◆ **Material provided**:
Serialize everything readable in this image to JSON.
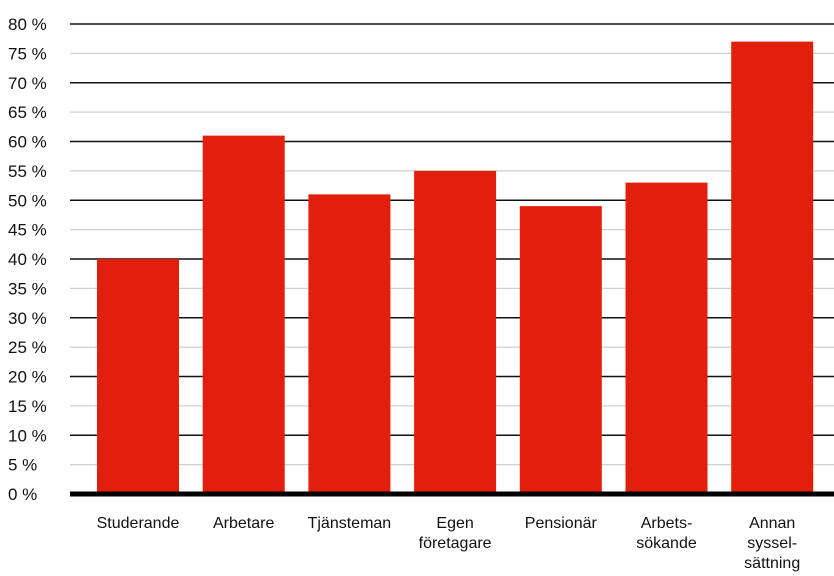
{
  "chart_data": {
    "type": "bar",
    "categories": [
      [
        "Studerande"
      ],
      [
        "Arbetare"
      ],
      [
        "Tjänsteman"
      ],
      [
        "Egen",
        "företagare"
      ],
      [
        "Pensionär"
      ],
      [
        "Arbets-",
        "sökande"
      ],
      [
        "Annan",
        "syssel-",
        "sättning"
      ]
    ],
    "values": [
      40,
      61,
      51,
      55,
      49,
      53,
      77
    ],
    "ylim": [
      0,
      80
    ],
    "ytick_step": 5,
    "ytick_suffix": " %",
    "title": "",
    "xlabel": "",
    "ylabel": "",
    "grid": true,
    "bar_color": "#e21f0c",
    "grid_major_color": "#111111",
    "grid_minor_color": "#cfcfcf",
    "axis_color": "#000000"
  }
}
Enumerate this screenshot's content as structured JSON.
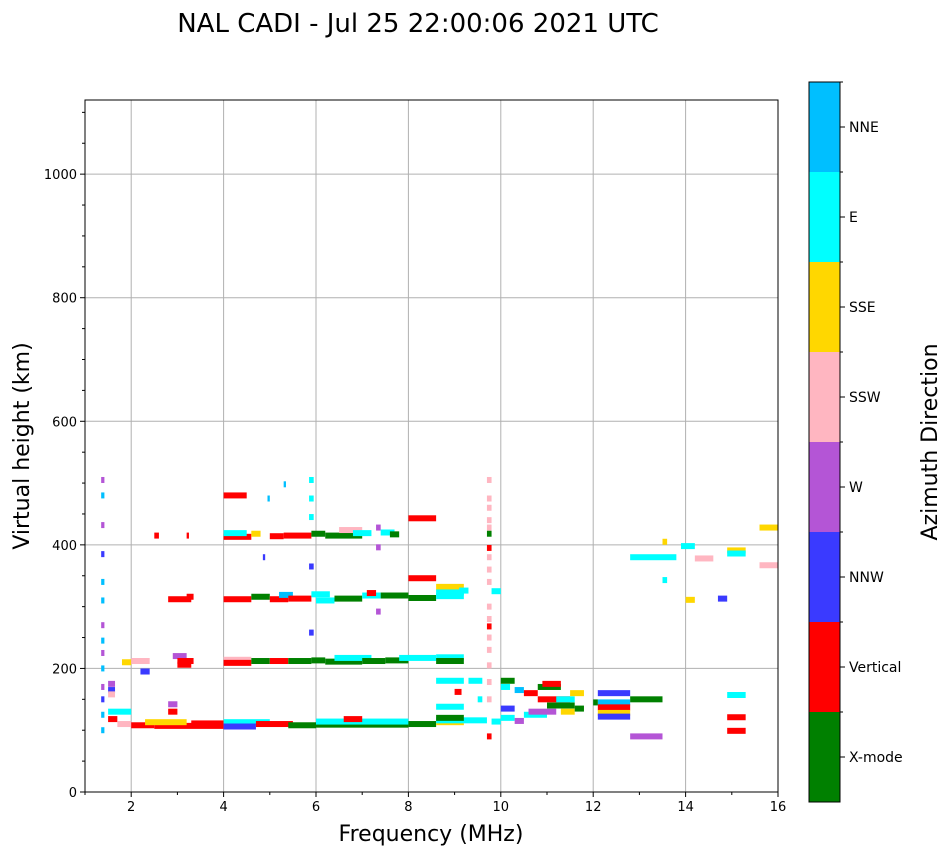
{
  "chart_data": {
    "type": "scatter",
    "title": "NAL CADI - Jul 25 22:00:06 2021 UTC",
    "xlabel": "Frequency (MHz)",
    "ylabel": "Virtual height (km)",
    "xlim": [
      1,
      16
    ],
    "ylim": [
      0,
      1120
    ],
    "xticks": [
      "2",
      "4",
      "6",
      "8",
      "10",
      "12",
      "14",
      "16"
    ],
    "yticks": [
      "0",
      "200",
      "400",
      "600",
      "800",
      "1000"
    ],
    "grid": true,
    "colorbar": {
      "label": "Azimuth Direction",
      "categories": [
        "X-mode",
        "Vertical",
        "NNW",
        "W",
        "SSW",
        "SSE",
        "E",
        "NNE"
      ],
      "colors": [
        "#008000",
        "#ff0000",
        "#3a3aff",
        "#b455d6",
        "#ffb6c1",
        "#ffd700",
        "#00ffff",
        "#00bfff"
      ]
    },
    "segments_note": "each echo: [freq_start_MHz, freq_end_MHz, virtual_height_km, category_index]",
    "echoes": [
      [
        4.0,
        4.5,
        480,
        1
      ],
      [
        4.0,
        4.6,
        413,
        1
      ],
      [
        4.0,
        4.5,
        419,
        6
      ],
      [
        4.6,
        4.8,
        418,
        5
      ],
      [
        5.0,
        5.3,
        414,
        1
      ],
      [
        5.3,
        5.9,
        415,
        1
      ],
      [
        5.9,
        6.2,
        418,
        0
      ],
      [
        6.2,
        7.0,
        415,
        0
      ],
      [
        6.5,
        7.0,
        424,
        4
      ],
      [
        6.8,
        7.2,
        419,
        6
      ],
      [
        7.4,
        7.7,
        420,
        6
      ],
      [
        7.6,
        7.8,
        417,
        0
      ],
      [
        8.0,
        8.6,
        443,
        1
      ],
      [
        2.5,
        2.6,
        415,
        1
      ],
      [
        3.2,
        3.25,
        415,
        1
      ],
      [
        2.8,
        3.3,
        312,
        1
      ],
      [
        3.2,
        3.35,
        316,
        1
      ],
      [
        4.0,
        4.6,
        312,
        1
      ],
      [
        4.6,
        5.0,
        316,
        0
      ],
      [
        5.0,
        5.4,
        312,
        1
      ],
      [
        5.2,
        5.5,
        319,
        7
      ],
      [
        5.4,
        5.9,
        313,
        1
      ],
      [
        5.9,
        6.3,
        320,
        6
      ],
      [
        6.0,
        6.4,
        310,
        6
      ],
      [
        6.4,
        7.0,
        313,
        0
      ],
      [
        7.0,
        7.4,
        318,
        6
      ],
      [
        7.1,
        7.3,
        322,
        1
      ],
      [
        7.4,
        8.0,
        318,
        0
      ],
      [
        8.0,
        8.6,
        314,
        0
      ],
      [
        8.0,
        8.6,
        346,
        1
      ],
      [
        8.6,
        9.2,
        332,
        5
      ],
      [
        8.6,
        9.2,
        323,
        6
      ],
      [
        8.6,
        9.2,
        317,
        6
      ],
      [
        9.1,
        9.3,
        326,
        6
      ],
      [
        9.8,
        10.0,
        325,
        6
      ],
      [
        1.8,
        2.0,
        210,
        5
      ],
      [
        2.0,
        2.4,
        212,
        4
      ],
      [
        2.9,
        3.2,
        220,
        3
      ],
      [
        3.0,
        3.35,
        212,
        1
      ],
      [
        3.0,
        3.3,
        206,
        1
      ],
      [
        4.0,
        4.6,
        214,
        4
      ],
      [
        4.0,
        4.6,
        209,
        1
      ],
      [
        4.6,
        5.0,
        212,
        0
      ],
      [
        5.0,
        5.4,
        212,
        1
      ],
      [
        5.4,
        5.9,
        212,
        0
      ],
      [
        5.9,
        6.2,
        213,
        0
      ],
      [
        6.2,
        7.0,
        211,
        0
      ],
      [
        6.4,
        7.2,
        217,
        6
      ],
      [
        7.0,
        7.5,
        212,
        0
      ],
      [
        7.5,
        8.0,
        213,
        0
      ],
      [
        7.8,
        8.6,
        217,
        6
      ],
      [
        8.6,
        9.2,
        218,
        6
      ],
      [
        8.6,
        9.2,
        212,
        0
      ],
      [
        1.5,
        2.0,
        130,
        6
      ],
      [
        1.5,
        1.65,
        175,
        3
      ],
      [
        1.5,
        1.65,
        165,
        2
      ],
      [
        1.5,
        1.65,
        158,
        4
      ],
      [
        2.2,
        2.4,
        195,
        2
      ],
      [
        2.8,
        3.0,
        142,
        3
      ],
      [
        2.8,
        3.0,
        130,
        1
      ],
      [
        1.5,
        1.7,
        118,
        1
      ],
      [
        1.7,
        2.0,
        110,
        4
      ],
      [
        2.0,
        2.5,
        108,
        1
      ],
      [
        2.5,
        4.0,
        107,
        1
      ],
      [
        3.3,
        4.0,
        111,
        1
      ],
      [
        2.3,
        3.2,
        113,
        5
      ],
      [
        4.0,
        5.0,
        113,
        6
      ],
      [
        4.0,
        4.7,
        106,
        2
      ],
      [
        4.7,
        5.5,
        110,
        1
      ],
      [
        5.4,
        6.0,
        108,
        0
      ],
      [
        6.0,
        8.0,
        109,
        0
      ],
      [
        6.0,
        8.0,
        114,
        6
      ],
      [
        6.6,
        7.0,
        118,
        1
      ],
      [
        8.0,
        8.6,
        110,
        0
      ],
      [
        8.6,
        9.2,
        113,
        5
      ],
      [
        8.6,
        9.7,
        116,
        6
      ],
      [
        8.6,
        9.2,
        120,
        0
      ],
      [
        9.8,
        10.0,
        114,
        6
      ],
      [
        9.3,
        9.6,
        180,
        6
      ],
      [
        8.6,
        9.2,
        180,
        6
      ],
      [
        9.0,
        9.15,
        162,
        1
      ],
      [
        8.6,
        9.2,
        138,
        6
      ],
      [
        9.5,
        9.6,
        150,
        6
      ],
      [
        10.0,
        10.3,
        180,
        0
      ],
      [
        10.0,
        10.2,
        170,
        6
      ],
      [
        10.3,
        10.5,
        165,
        7
      ],
      [
        10.5,
        10.8,
        160,
        1
      ],
      [
        10.8,
        11.3,
        170,
        0
      ],
      [
        10.9,
        11.3,
        175,
        1
      ],
      [
        10.8,
        11.5,
        150,
        1
      ],
      [
        11.0,
        11.6,
        140,
        0
      ],
      [
        10.5,
        11.0,
        125,
        6
      ],
      [
        10.6,
        11.2,
        130,
        3
      ],
      [
        11.2,
        11.6,
        150,
        6
      ],
      [
        11.3,
        11.6,
        130,
        5
      ],
      [
        10.0,
        10.3,
        135,
        2
      ],
      [
        10.0,
        10.3,
        120,
        6
      ],
      [
        10.3,
        10.5,
        115,
        3
      ],
      [
        11.6,
        11.8,
        135,
        0
      ],
      [
        11.5,
        11.8,
        160,
        5
      ],
      [
        12.1,
        12.8,
        160,
        2
      ],
      [
        12.1,
        12.8,
        145,
        7
      ],
      [
        12.1,
        12.8,
        137,
        1
      ],
      [
        12.1,
        12.8,
        128,
        5
      ],
      [
        12.1,
        12.8,
        122,
        2
      ],
      [
        12.0,
        12.1,
        145,
        0
      ],
      [
        12.8,
        13.5,
        150,
        0
      ],
      [
        12.8,
        13.5,
        90,
        3
      ],
      [
        12.8,
        13.8,
        380,
        6
      ],
      [
        13.9,
        14.2,
        398,
        6
      ],
      [
        14.2,
        14.6,
        378,
        4
      ],
      [
        14.0,
        14.2,
        311,
        5
      ],
      [
        14.7,
        14.9,
        313,
        2
      ],
      [
        14.9,
        15.3,
        391,
        5
      ],
      [
        14.9,
        15.3,
        386,
        6
      ],
      [
        15.6,
        16.0,
        428,
        5
      ],
      [
        15.6,
        16.0,
        367,
        4
      ],
      [
        13.5,
        13.6,
        405,
        5
      ],
      [
        13.5,
        13.6,
        343,
        6
      ],
      [
        14.9,
        15.3,
        157,
        6
      ],
      [
        14.9,
        15.3,
        121,
        1
      ],
      [
        14.9,
        15.3,
        99,
        1
      ],
      [
        9.7,
        9.8,
        505,
        4
      ],
      [
        9.7,
        9.8,
        475,
        4
      ],
      [
        9.7,
        9.8,
        460,
        4
      ],
      [
        9.7,
        9.8,
        440,
        4
      ],
      [
        9.7,
        9.8,
        428,
        4
      ],
      [
        9.7,
        9.8,
        418,
        0
      ],
      [
        9.7,
        9.8,
        395,
        1
      ],
      [
        9.7,
        9.8,
        380,
        4
      ],
      [
        9.7,
        9.8,
        360,
        4
      ],
      [
        9.7,
        9.8,
        340,
        4
      ],
      [
        9.7,
        9.8,
        300,
        4
      ],
      [
        9.7,
        9.8,
        280,
        4
      ],
      [
        9.7,
        9.8,
        268,
        1
      ],
      [
        9.7,
        9.8,
        250,
        4
      ],
      [
        9.7,
        9.8,
        230,
        4
      ],
      [
        9.7,
        9.8,
        205,
        4
      ],
      [
        9.7,
        9.8,
        178,
        4
      ],
      [
        9.7,
        9.8,
        150,
        4
      ],
      [
        9.7,
        9.8,
        90,
        1
      ],
      [
        1.35,
        1.42,
        505,
        3
      ],
      [
        1.35,
        1.42,
        480,
        7
      ],
      [
        1.35,
        1.42,
        432,
        3
      ],
      [
        1.35,
        1.42,
        385,
        2
      ],
      [
        1.35,
        1.42,
        340,
        7
      ],
      [
        1.35,
        1.42,
        310,
        7
      ],
      [
        1.35,
        1.42,
        270,
        3
      ],
      [
        1.35,
        1.42,
        245,
        7
      ],
      [
        1.35,
        1.42,
        225,
        3
      ],
      [
        1.35,
        1.42,
        200,
        7
      ],
      [
        1.35,
        1.42,
        170,
        3
      ],
      [
        1.35,
        1.42,
        150,
        2
      ],
      [
        1.35,
        1.42,
        125,
        7
      ],
      [
        1.35,
        1.42,
        100,
        7
      ],
      [
        5.85,
        5.95,
        505,
        6
      ],
      [
        5.85,
        5.95,
        475,
        6
      ],
      [
        5.85,
        5.95,
        445,
        6
      ],
      [
        5.85,
        5.95,
        365,
        2
      ],
      [
        5.85,
        5.95,
        258,
        2
      ],
      [
        5.3,
        5.35,
        498,
        7
      ],
      [
        4.95,
        5.0,
        475,
        7
      ],
      [
        4.85,
        4.9,
        380,
        2
      ],
      [
        7.3,
        7.4,
        428,
        3
      ],
      [
        7.3,
        7.4,
        396,
        3
      ],
      [
        7.3,
        7.4,
        292,
        3
      ]
    ]
  }
}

◆ **Stated task**: A number is the only answer here: how many lines of the material above contain "this"?

◆ **Exercise solution**: 2